Collected data entries
+++++

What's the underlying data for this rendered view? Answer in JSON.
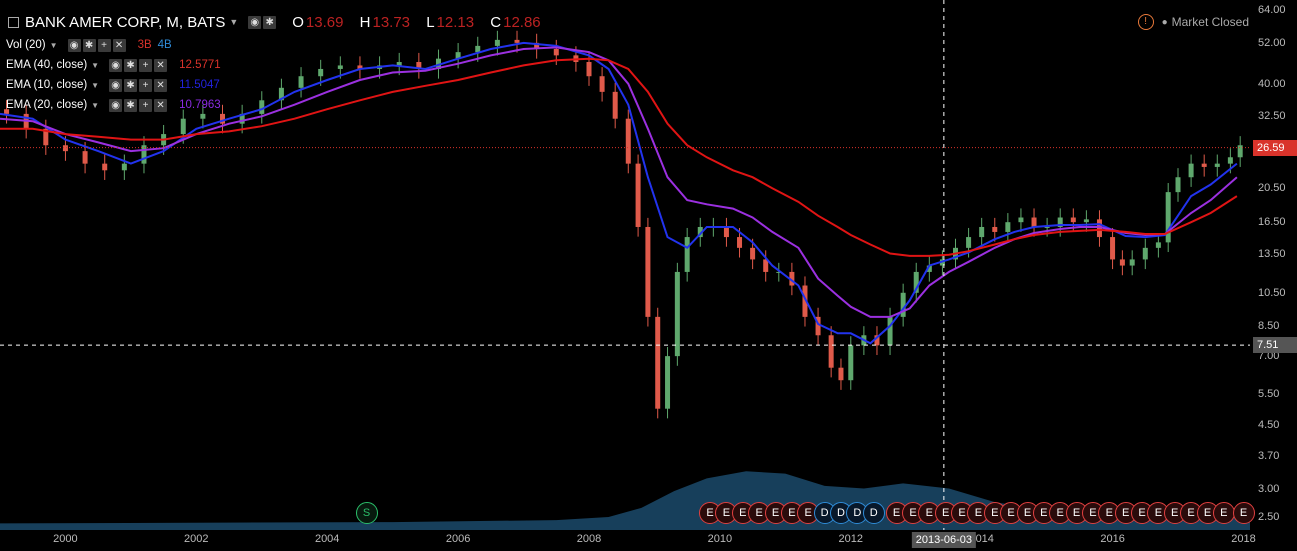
{
  "header": {
    "symbol": "BANK AMER CORP, M, BATS",
    "ohlc": [
      {
        "k": "O",
        "v": "13.69"
      },
      {
        "k": "H",
        "v": "13.73"
      },
      {
        "k": "L",
        "v": "12.13"
      },
      {
        "k": "C",
        "v": "12.86"
      }
    ]
  },
  "indicators": [
    {
      "label": "Vol (20)",
      "values": [
        {
          "text": "3B",
          "color": "#d9332b"
        },
        {
          "text": "4B",
          "color": "#2f8cd8"
        }
      ]
    },
    {
      "label": "EMA (40, close)",
      "values": [
        {
          "text": "12.5771",
          "color": "#d9332b"
        }
      ]
    },
    {
      "label": "EMA (10, close)",
      "values": [
        {
          "text": "11.5047",
          "color": "#2222dd"
        }
      ]
    },
    {
      "label": "EMA (20, close)",
      "values": [
        {
          "text": "10.7963",
          "color": "#8a2be2"
        }
      ]
    }
  ],
  "status": {
    "market": "Market Closed"
  },
  "axes": {
    "y_ticks": [
      "64.00",
      "52.00",
      "40.00",
      "32.50",
      "26.59",
      "20.50",
      "16.50",
      "13.50",
      "10.50",
      "8.50",
      "7.51",
      "7.00",
      "5.50",
      "4.50",
      "3.70",
      "3.00",
      "2.50"
    ],
    "x_ticks": [
      "2000",
      "2002",
      "2004",
      "2006",
      "2008",
      "2010",
      "2012",
      "2014",
      "2016",
      "2018"
    ],
    "price_label": "26.59",
    "crosshair_y_label": "7.51",
    "crosshair_x_label": "2013-06-03"
  },
  "events": [
    {
      "type": "S",
      "label": "S",
      "year": 2004.6
    },
    {
      "type": "E",
      "label": "E",
      "year": 2009.85
    },
    {
      "type": "E",
      "label": "E",
      "year": 2010.1
    },
    {
      "type": "E",
      "label": "E",
      "year": 2010.35
    },
    {
      "type": "E",
      "label": "E",
      "year": 2010.6
    },
    {
      "type": "E",
      "label": "E",
      "year": 2010.85
    },
    {
      "type": "E",
      "label": "E",
      "year": 2011.1
    },
    {
      "type": "E",
      "label": "E",
      "year": 2011.35
    },
    {
      "type": "D",
      "label": "D",
      "year": 2011.6
    },
    {
      "type": "D",
      "label": "D",
      "year": 2011.85
    },
    {
      "type": "D",
      "label": "D",
      "year": 2012.1
    },
    {
      "type": "D",
      "label": "D",
      "year": 2012.35
    },
    {
      "type": "E",
      "label": "E",
      "year": 2012.7
    },
    {
      "type": "E",
      "label": "E",
      "year": 2012.95
    },
    {
      "type": "E",
      "label": "E",
      "year": 2013.2
    },
    {
      "type": "E",
      "label": "E",
      "year": 2013.45
    },
    {
      "type": "E",
      "label": "E",
      "year": 2013.7
    },
    {
      "type": "E",
      "label": "E",
      "year": 2013.95
    },
    {
      "type": "E",
      "label": "E",
      "year": 2014.2
    },
    {
      "type": "E",
      "label": "E",
      "year": 2014.45
    },
    {
      "type": "E",
      "label": "E",
      "year": 2014.7
    },
    {
      "type": "E",
      "label": "E",
      "year": 2014.95
    },
    {
      "type": "E",
      "label": "E",
      "year": 2015.2
    },
    {
      "type": "E",
      "label": "E",
      "year": 2015.45
    },
    {
      "type": "E",
      "label": "E",
      "year": 2015.7
    },
    {
      "type": "E",
      "label": "E",
      "year": 2015.95
    },
    {
      "type": "E",
      "label": "E",
      "year": 2016.2
    },
    {
      "type": "E",
      "label": "E",
      "year": 2016.45
    },
    {
      "type": "E",
      "label": "E",
      "year": 2016.7
    },
    {
      "type": "E",
      "label": "E",
      "year": 2016.95
    },
    {
      "type": "E",
      "label": "E",
      "year": 2017.2
    },
    {
      "type": "E",
      "label": "E",
      "year": 2017.45
    },
    {
      "type": "E",
      "label": "E",
      "year": 2017.7
    },
    {
      "type": "E",
      "label": "E",
      "year": 2018.0
    }
  ],
  "colors": {
    "background": "#000000",
    "up_candle": "#5fa86d",
    "down_candle": "#e05a4a",
    "ema10": "#2233ee",
    "ema20": "#9b30e0",
    "ema40": "#e01414",
    "volume_area": "#1b4a6b",
    "price_line": "#d9332b",
    "crosshair": "#ffffff"
  },
  "chart_data": {
    "type": "line",
    "x_unit": "year",
    "y_scale": "log",
    "ylim": [
      2.3,
      65
    ],
    "xlim": [
      1999.0,
      2018.1
    ],
    "series": [
      {
        "name": "EMA (10, close)",
        "color": "#2233ee",
        "x": [
          1999.0,
          1999.5,
          2000.0,
          2000.5,
          2001.0,
          2001.5,
          2002.0,
          2002.5,
          2003.0,
          2003.5,
          2004.0,
          2004.5,
          2005.0,
          2005.5,
          2006.0,
          2006.5,
          2007.0,
          2007.5,
          2008.0,
          2008.3,
          2008.6,
          2008.9,
          2009.2,
          2009.5,
          2009.8,
          2010.2,
          2010.5,
          2010.8,
          2011.2,
          2011.5,
          2011.8,
          2012.0,
          2012.3,
          2012.6,
          2012.9,
          2013.2,
          2013.5,
          2013.8,
          2014.2,
          2014.5,
          2014.8,
          2015.2,
          2015.5,
          2015.8,
          2016.2,
          2016.5,
          2016.8,
          2017.2,
          2017.5,
          2017.9
        ],
        "y": [
          33,
          32,
          28,
          26,
          24,
          26,
          30,
          32,
          34,
          38,
          41,
          44,
          45,
          44,
          47,
          50,
          52,
          51,
          48,
          44,
          35,
          22,
          15,
          14,
          16,
          16,
          14.5,
          12.5,
          11,
          8.6,
          8.1,
          8.1,
          7.6,
          8.5,
          10,
          12.5,
          13,
          13.6,
          14.8,
          15.5,
          16,
          16.2,
          16.2,
          16.3,
          15.1,
          15,
          15.2,
          19.5,
          21,
          24
        ]
      },
      {
        "name": "EMA (20, close)",
        "color": "#9b30e0",
        "x": [
          1999.0,
          1999.5,
          2000.0,
          2000.5,
          2001.0,
          2001.5,
          2002.0,
          2002.5,
          2003.0,
          2003.5,
          2004.0,
          2004.5,
          2005.0,
          2005.5,
          2006.0,
          2006.5,
          2007.0,
          2007.5,
          2008.0,
          2008.3,
          2008.6,
          2008.9,
          2009.2,
          2009.5,
          2009.8,
          2010.2,
          2010.5,
          2010.8,
          2011.2,
          2011.5,
          2011.8,
          2012.0,
          2012.3,
          2012.6,
          2012.9,
          2013.2,
          2013.5,
          2013.8,
          2014.2,
          2014.5,
          2014.8,
          2015.2,
          2015.5,
          2015.8,
          2016.2,
          2016.5,
          2016.8,
          2017.2,
          2017.5,
          2017.9
        ],
        "y": [
          32,
          31.5,
          29,
          27.5,
          26,
          26.5,
          29,
          31,
          32.5,
          35,
          38,
          41,
          43,
          43.5,
          45.5,
          48,
          50,
          50.5,
          49,
          46.5,
          40,
          30,
          22,
          19,
          18.5,
          18,
          17,
          15.5,
          14,
          11.5,
          10.3,
          9.6,
          9,
          9,
          9.5,
          11,
          12,
          12.8,
          14,
          14.8,
          15.4,
          15.8,
          16,
          16,
          15.4,
          15.2,
          15.3,
          17.5,
          19,
          22
        ]
      },
      {
        "name": "EMA (40, close)",
        "color": "#e01414",
        "x": [
          1999.0,
          1999.5,
          2000.0,
          2000.5,
          2001.0,
          2001.5,
          2002.0,
          2002.5,
          2003.0,
          2003.5,
          2004.0,
          2004.5,
          2005.0,
          2005.5,
          2006.0,
          2006.5,
          2007.0,
          2007.5,
          2008.0,
          2008.3,
          2008.6,
          2008.9,
          2009.2,
          2009.5,
          2009.8,
          2010.2,
          2010.5,
          2010.8,
          2011.2,
          2011.5,
          2011.8,
          2012.0,
          2012.3,
          2012.6,
          2012.9,
          2013.2,
          2013.5,
          2013.8,
          2014.2,
          2014.5,
          2014.8,
          2015.2,
          2015.5,
          2015.8,
          2016.2,
          2016.5,
          2016.8,
          2017.2,
          2017.5,
          2017.9
        ],
        "y": [
          30,
          30,
          29,
          28.5,
          28,
          28,
          29,
          29.5,
          30.5,
          32,
          34,
          36,
          38,
          39.5,
          41,
          43,
          45,
          46.5,
          47,
          46.5,
          44,
          38,
          31,
          27,
          25,
          23,
          22,
          20.5,
          18.8,
          17.2,
          16,
          15.2,
          14.3,
          13.5,
          13.3,
          13.3,
          13.4,
          13.7,
          14.3,
          14.8,
          15.2,
          15.5,
          15.6,
          15.7,
          15.5,
          15.3,
          15.3,
          16.5,
          17.5,
          19.5
        ]
      }
    ],
    "candles": {
      "x": [
        1999.1,
        1999.4,
        1999.7,
        2000.0,
        2000.3,
        2000.6,
        2000.9,
        2001.2,
        2001.5,
        2001.8,
        2002.1,
        2002.4,
        2002.7,
        2003.0,
        2003.3,
        2003.6,
        2003.9,
        2004.2,
        2004.5,
        2004.8,
        2005.1,
        2005.4,
        2005.7,
        2006.0,
        2006.3,
        2006.6,
        2006.9,
        2007.2,
        2007.5,
        2007.8,
        2008.0,
        2008.2,
        2008.4,
        2008.6,
        2008.75,
        2008.9,
        2009.05,
        2009.2,
        2009.35,
        2009.5,
        2009.7,
        2009.9,
        2010.1,
        2010.3,
        2010.5,
        2010.7,
        2010.9,
        2011.1,
        2011.3,
        2011.5,
        2011.7,
        2011.85,
        2012.0,
        2012.2,
        2012.4,
        2012.6,
        2012.8,
        2013.0,
        2013.2,
        2013.4,
        2013.6,
        2013.8,
        2014.0,
        2014.2,
        2014.4,
        2014.6,
        2014.8,
        2015.0,
        2015.2,
        2015.4,
        2015.6,
        2015.8,
        2016.0,
        2016.15,
        2016.3,
        2016.5,
        2016.7,
        2016.85,
        2017.0,
        2017.2,
        2017.4,
        2017.6,
        2017.8,
        2017.95
      ],
      "open": [
        34,
        33,
        30,
        27,
        26,
        24,
        23,
        24,
        27,
        29,
        32,
        33,
        31,
        33,
        36,
        39,
        42,
        44,
        45,
        44,
        45,
        46,
        44,
        47,
        49,
        51,
        53,
        52,
        50,
        48,
        46,
        42,
        38,
        32,
        24,
        16,
        9,
        5,
        7,
        12,
        15,
        16,
        16,
        15,
        14,
        13,
        12,
        12,
        11,
        9,
        8,
        6.5,
        6,
        7.5,
        8,
        7.5,
        9,
        10.5,
        12,
        12.5,
        13,
        14,
        15,
        16,
        15.5,
        16.5,
        17,
        16,
        16,
        17,
        16.5,
        16.8,
        15,
        13,
        12.5,
        13,
        14,
        14.5,
        20,
        22,
        24,
        23.5,
        24,
        25
      ],
      "close": [
        33,
        30,
        27,
        26,
        24,
        23,
        24,
        27,
        29,
        32,
        33,
        31,
        33,
        36,
        39,
        42,
        44,
        45,
        44,
        45,
        46,
        44,
        47,
        49,
        51,
        53,
        52,
        50,
        48,
        46,
        42,
        38,
        32,
        24,
        16,
        9,
        5,
        7,
        12,
        15,
        16,
        16,
        15,
        14,
        13,
        12,
        12,
        11,
        9,
        8,
        6.5,
        6,
        7.5,
        8,
        7.5,
        9,
        10.5,
        12,
        12.5,
        13,
        14,
        15,
        16,
        15.5,
        16.5,
        17,
        16,
        16,
        17,
        16.5,
        16.8,
        15,
        13,
        12.5,
        13,
        14,
        14.5,
        20,
        22,
        24,
        23.5,
        24,
        25,
        27
      ]
    },
    "volume_area": {
      "x": [
        1999.0,
        2005.0,
        2007.5,
        2008.3,
        2008.8,
        2009.3,
        2009.8,
        2010.4,
        2011.0,
        2011.6,
        2012.2,
        2012.8,
        2013.5,
        2014.2,
        2015.0,
        2016.0,
        2018.1
      ],
      "y": [
        2.4,
        2.42,
        2.45,
        2.5,
        2.65,
        2.95,
        3.2,
        3.35,
        3.3,
        3.05,
        3.0,
        3.1,
        3.0,
        2.75,
        2.6,
        2.55,
        2.5
      ]
    }
  }
}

+++++

Show all lines from the listing above in which "name" appears.

*RESPONSE*
        "name": "EMA (10, close)",
        "name": "EMA (20, close)",
        "name": "EMA (40, close)",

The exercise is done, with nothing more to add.